SUPPLIED INFORMATION ::
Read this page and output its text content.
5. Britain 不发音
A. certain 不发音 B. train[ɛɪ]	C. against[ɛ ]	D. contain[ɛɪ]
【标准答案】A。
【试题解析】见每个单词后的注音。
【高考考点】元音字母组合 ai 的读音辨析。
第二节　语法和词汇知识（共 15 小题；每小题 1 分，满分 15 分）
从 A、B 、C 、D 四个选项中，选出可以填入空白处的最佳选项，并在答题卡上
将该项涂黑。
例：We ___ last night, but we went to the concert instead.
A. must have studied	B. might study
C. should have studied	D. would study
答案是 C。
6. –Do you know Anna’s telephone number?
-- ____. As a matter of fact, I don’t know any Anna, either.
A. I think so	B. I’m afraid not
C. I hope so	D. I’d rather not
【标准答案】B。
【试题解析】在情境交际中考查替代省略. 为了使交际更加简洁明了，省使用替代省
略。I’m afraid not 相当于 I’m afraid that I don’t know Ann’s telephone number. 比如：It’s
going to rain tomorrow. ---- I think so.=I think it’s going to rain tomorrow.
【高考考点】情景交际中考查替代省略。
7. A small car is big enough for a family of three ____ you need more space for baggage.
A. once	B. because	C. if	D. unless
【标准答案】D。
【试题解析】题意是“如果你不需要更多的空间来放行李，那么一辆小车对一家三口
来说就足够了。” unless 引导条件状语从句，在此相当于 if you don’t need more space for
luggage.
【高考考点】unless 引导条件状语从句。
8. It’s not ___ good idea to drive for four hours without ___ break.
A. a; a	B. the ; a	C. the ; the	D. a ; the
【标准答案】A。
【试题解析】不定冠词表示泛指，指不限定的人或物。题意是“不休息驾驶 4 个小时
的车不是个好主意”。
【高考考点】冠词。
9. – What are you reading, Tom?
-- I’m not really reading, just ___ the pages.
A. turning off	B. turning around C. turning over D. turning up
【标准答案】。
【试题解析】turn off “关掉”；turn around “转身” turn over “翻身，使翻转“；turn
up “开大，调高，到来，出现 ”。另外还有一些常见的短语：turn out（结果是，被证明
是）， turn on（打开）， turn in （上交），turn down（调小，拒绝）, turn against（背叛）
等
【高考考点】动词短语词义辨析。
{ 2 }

WHAT YOU WILL DO :: List the lines that contain the word "引导条件状语从句".

FINISHED TASK ::
来说就足够了。” unless 引导条件状语从句，在此相当于 if you don’t need more space for
【高考考点】unless 引导条件状语从句。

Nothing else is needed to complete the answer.